— Goal of the exercise —
Print the entries below word for word; the pictures stay out of your copy.

— Records —
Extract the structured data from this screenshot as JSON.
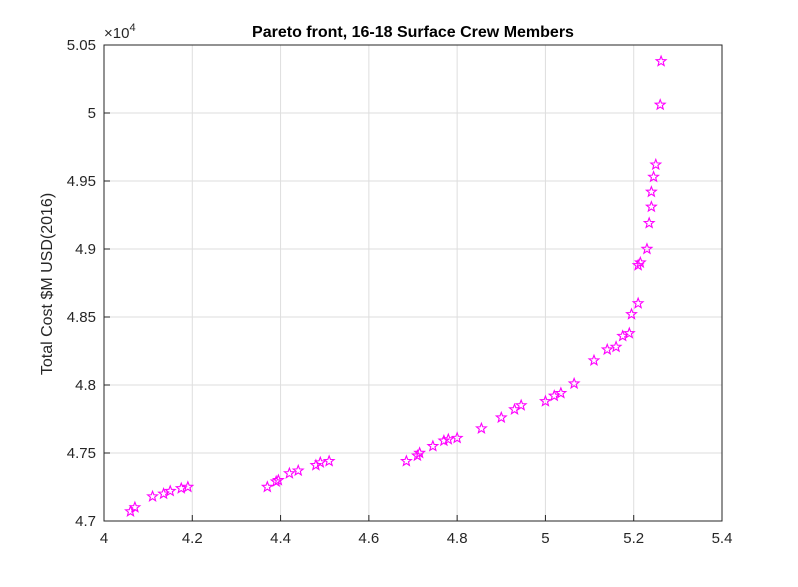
{
  "chart_data": {
    "type": "scatter",
    "title": "Pareto front, 16-18 Surface Crew Members",
    "xlabel": "",
    "ylabel": "Total Cost $M USD(2016)",
    "y_multiplier": {
      "base": "×10",
      "exponent": "4"
    },
    "xlim": [
      4.0,
      5.4
    ],
    "ylim": [
      4.7,
      5.05
    ],
    "xticks": [
      "4",
      "4.2",
      "4.4",
      "4.6",
      "4.8",
      "5",
      "5.2",
      "5.4"
    ],
    "yticks": [
      "4.7",
      "4.75",
      "4.8",
      "4.85",
      "4.9",
      "4.95",
      "5",
      "5.05"
    ],
    "grid": true,
    "marker": "pentagram",
    "color": "#ff00ff",
    "points": [
      [
        4.06,
        4.707
      ],
      [
        4.07,
        4.71
      ],
      [
        4.11,
        4.718
      ],
      [
        4.135,
        4.72
      ],
      [
        4.15,
        4.722
      ],
      [
        4.175,
        4.724
      ],
      [
        4.19,
        4.725
      ],
      [
        4.37,
        4.725
      ],
      [
        4.39,
        4.729
      ],
      [
        4.395,
        4.73
      ],
      [
        4.42,
        4.735
      ],
      [
        4.44,
        4.737
      ],
      [
        4.48,
        4.741
      ],
      [
        4.49,
        4.743
      ],
      [
        4.51,
        4.744
      ],
      [
        4.685,
        4.744
      ],
      [
        4.71,
        4.748
      ],
      [
        4.715,
        4.75
      ],
      [
        4.745,
        4.755
      ],
      [
        4.77,
        4.759
      ],
      [
        4.78,
        4.76
      ],
      [
        4.8,
        4.761
      ],
      [
        4.855,
        4.768
      ],
      [
        4.9,
        4.776
      ],
      [
        4.93,
        4.782
      ],
      [
        4.945,
        4.785
      ],
      [
        5.0,
        4.788
      ],
      [
        5.02,
        4.792
      ],
      [
        5.035,
        4.794
      ],
      [
        5.065,
        4.801
      ],
      [
        5.11,
        4.818
      ],
      [
        5.14,
        4.826
      ],
      [
        5.16,
        4.828
      ],
      [
        5.175,
        4.836
      ],
      [
        5.19,
        4.838
      ],
      [
        5.195,
        4.852
      ],
      [
        5.21,
        4.86
      ],
      [
        5.21,
        4.888
      ],
      [
        5.215,
        4.89
      ],
      [
        5.23,
        4.9
      ],
      [
        5.235,
        4.919
      ],
      [
        5.24,
        4.931
      ],
      [
        5.24,
        4.942
      ],
      [
        5.245,
        4.953
      ],
      [
        5.25,
        4.962
      ],
      [
        5.26,
        5.006
      ],
      [
        5.262,
        5.038
      ]
    ]
  }
}
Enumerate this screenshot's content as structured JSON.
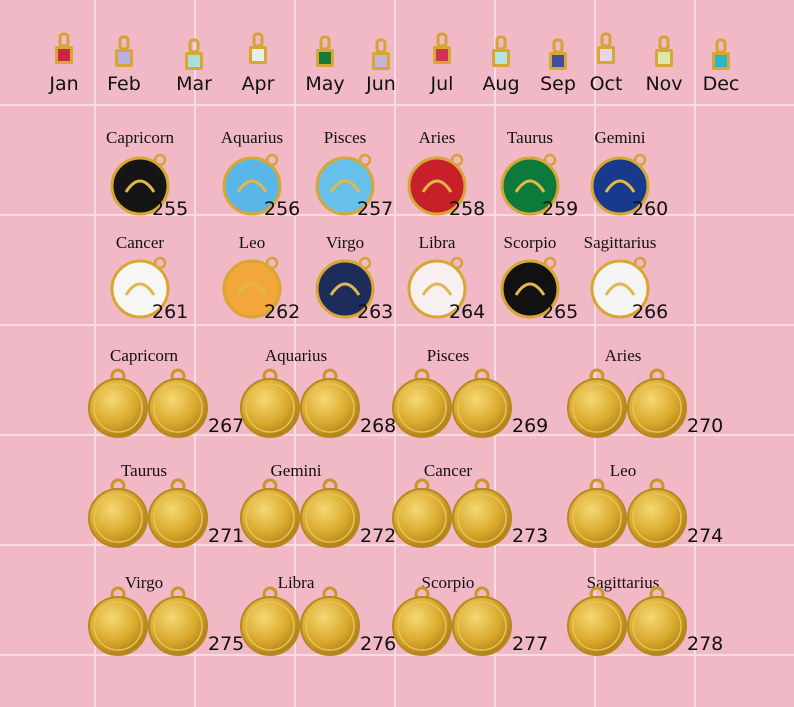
{
  "birthstones": [
    {
      "month": "Jan"
    },
    {
      "month": "Feb"
    },
    {
      "month": "Mar"
    },
    {
      "month": "Apr"
    },
    {
      "month": "May"
    },
    {
      "month": "Jun"
    },
    {
      "month": "Jul"
    },
    {
      "month": "Aug"
    },
    {
      "month": "Sep"
    },
    {
      "month": "Oct"
    },
    {
      "month": "Nov"
    },
    {
      "month": "Dec"
    }
  ],
  "enamel_charms": [
    {
      "sign": "Capricorn",
      "number": 255
    },
    {
      "sign": "Aquarius",
      "number": 256
    },
    {
      "sign": "Pisces",
      "number": 257
    },
    {
      "sign": "Aries",
      "number": 258
    },
    {
      "sign": "Taurus",
      "number": 259
    },
    {
      "sign": "Gemini",
      "number": 260
    },
    {
      "sign": "Cancer",
      "number": 261
    },
    {
      "sign": "Leo",
      "number": 262
    },
    {
      "sign": "Virgo",
      "number": 263
    },
    {
      "sign": "Libra",
      "number": 264
    },
    {
      "sign": "Scorpio",
      "number": 265
    },
    {
      "sign": "Sagittarius",
      "number": 266
    }
  ],
  "gold_coins": [
    {
      "sign": "Capricorn",
      "number": 267
    },
    {
      "sign": "Aquarius",
      "number": 268
    },
    {
      "sign": "Pisces",
      "number": 269
    },
    {
      "sign": "Aries",
      "number": 270
    },
    {
      "sign": "Taurus",
      "number": 271
    },
    {
      "sign": "Gemini",
      "number": 272
    },
    {
      "sign": "Cancer",
      "number": 273
    },
    {
      "sign": "Leo",
      "number": 274
    },
    {
      "sign": "Virgo",
      "number": 275
    },
    {
      "sign": "Libra",
      "number": 276
    },
    {
      "sign": "Scorpio",
      "number": 277
    },
    {
      "sign": "Sagittarius",
      "number": 278
    }
  ]
}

— Task result —
Extract the structured data from this screenshot as JSON.
{
  "chart_data": {
    "type": "scatter",
    "title": "Pareto front, 16-18 Surface Crew Members",
    "xlabel": "",
    "ylabel": "Total Cost $M USD(2016)",
    "y_multiplier": {
      "base": "×10",
      "exponent": "4"
    },
    "xlim": [
      4.0,
      5.4
    ],
    "ylim": [
      4.7,
      5.05
    ],
    "xticks": [
      "4",
      "4.2",
      "4.4",
      "4.6",
      "4.8",
      "5",
      "5.2",
      "5.4"
    ],
    "yticks": [
      "4.7",
      "4.75",
      "4.8",
      "4.85",
      "4.9",
      "4.95",
      "5",
      "5.05"
    ],
    "grid": true,
    "marker": "pentagram",
    "color": "#ff00ff",
    "points": [
      [
        4.06,
        4.707
      ],
      [
        4.07,
        4.71
      ],
      [
        4.11,
        4.718
      ],
      [
        4.135,
        4.72
      ],
      [
        4.15,
        4.722
      ],
      [
        4.175,
        4.724
      ],
      [
        4.19,
        4.725
      ],
      [
        4.37,
        4.725
      ],
      [
        4.39,
        4.729
      ],
      [
        4.395,
        4.73
      ],
      [
        4.42,
        4.735
      ],
      [
        4.44,
        4.737
      ],
      [
        4.48,
        4.741
      ],
      [
        4.49,
        4.743
      ],
      [
        4.51,
        4.744
      ],
      [
        4.685,
        4.744
      ],
      [
        4.71,
        4.748
      ],
      [
        4.715,
        4.75
      ],
      [
        4.745,
        4.755
      ],
      [
        4.77,
        4.759
      ],
      [
        4.78,
        4.76
      ],
      [
        4.8,
        4.761
      ],
      [
        4.855,
        4.768
      ],
      [
        4.9,
        4.776
      ],
      [
        4.93,
        4.782
      ],
      [
        4.945,
        4.785
      ],
      [
        5.0,
        4.788
      ],
      [
        5.02,
        4.792
      ],
      [
        5.035,
        4.794
      ],
      [
        5.065,
        4.801
      ],
      [
        5.11,
        4.818
      ],
      [
        5.14,
        4.826
      ],
      [
        5.16,
        4.828
      ],
      [
        5.175,
        4.836
      ],
      [
        5.19,
        4.838
      ],
      [
        5.195,
        4.852
      ],
      [
        5.21,
        4.86
      ],
      [
        5.21,
        4.888
      ],
      [
        5.215,
        4.89
      ],
      [
        5.23,
        4.9
      ],
      [
        5.235,
        4.919
      ],
      [
        5.24,
        4.931
      ],
      [
        5.24,
        4.942
      ],
      [
        5.245,
        4.953
      ],
      [
        5.25,
        4.962
      ],
      [
        5.26,
        5.006
      ],
      [
        5.262,
        5.038
      ]
    ]
  }
}
Enumerate this screenshot's content as structured JSON.
{
  "birthstones": [
    {
      "month": "Jan"
    },
    {
      "month": "Feb"
    },
    {
      "month": "Mar"
    },
    {
      "month": "Apr"
    },
    {
      "month": "May"
    },
    {
      "month": "Jun"
    },
    {
      "month": "Jul"
    },
    {
      "month": "Aug"
    },
    {
      "month": "Sep"
    },
    {
      "month": "Oct"
    },
    {
      "month": "Nov"
    },
    {
      "month": "Dec"
    }
  ],
  "enamel_charms": [
    {
      "sign": "Capricorn",
      "number": 255
    },
    {
      "sign": "Aquarius",
      "number": 256
    },
    {
      "sign": "Pisces",
      "number": 257
    },
    {
      "sign": "Aries",
      "number": 258
    },
    {
      "sign": "Taurus",
      "number": 259
    },
    {
      "sign": "Gemini",
      "number": 260
    },
    {
      "sign": "Cancer",
      "number": 261
    },
    {
      "sign": "Leo",
      "number": 262
    },
    {
      "sign": "Virgo",
      "number": 263
    },
    {
      "sign": "Libra",
      "number": 264
    },
    {
      "sign": "Scorpio",
      "number": 265
    },
    {
      "sign": "Sagittarius",
      "number": 266
    }
  ],
  "gold_coins": [
    {
      "sign": "Capricorn",
      "number": 267
    },
    {
      "sign": "Aquarius",
      "number": 268
    },
    {
      "sign": "Pisces",
      "number": 269
    },
    {
      "sign": "Aries",
      "number": 270
    },
    {
      "sign": "Taurus",
      "number": 271
    },
    {
      "sign": "Gemini",
      "number": 272
    },
    {
      "sign": "Cancer",
      "number": 273
    },
    {
      "sign": "Leo",
      "number": 274
    },
    {
      "sign": "Virgo",
      "number": 275
    },
    {
      "sign": "Libra",
      "number": 276
    },
    {
      "sign": "Scorpio",
      "number": 277
    },
    {
      "sign": "Sagittarius",
      "number": 278
    }
  ]
}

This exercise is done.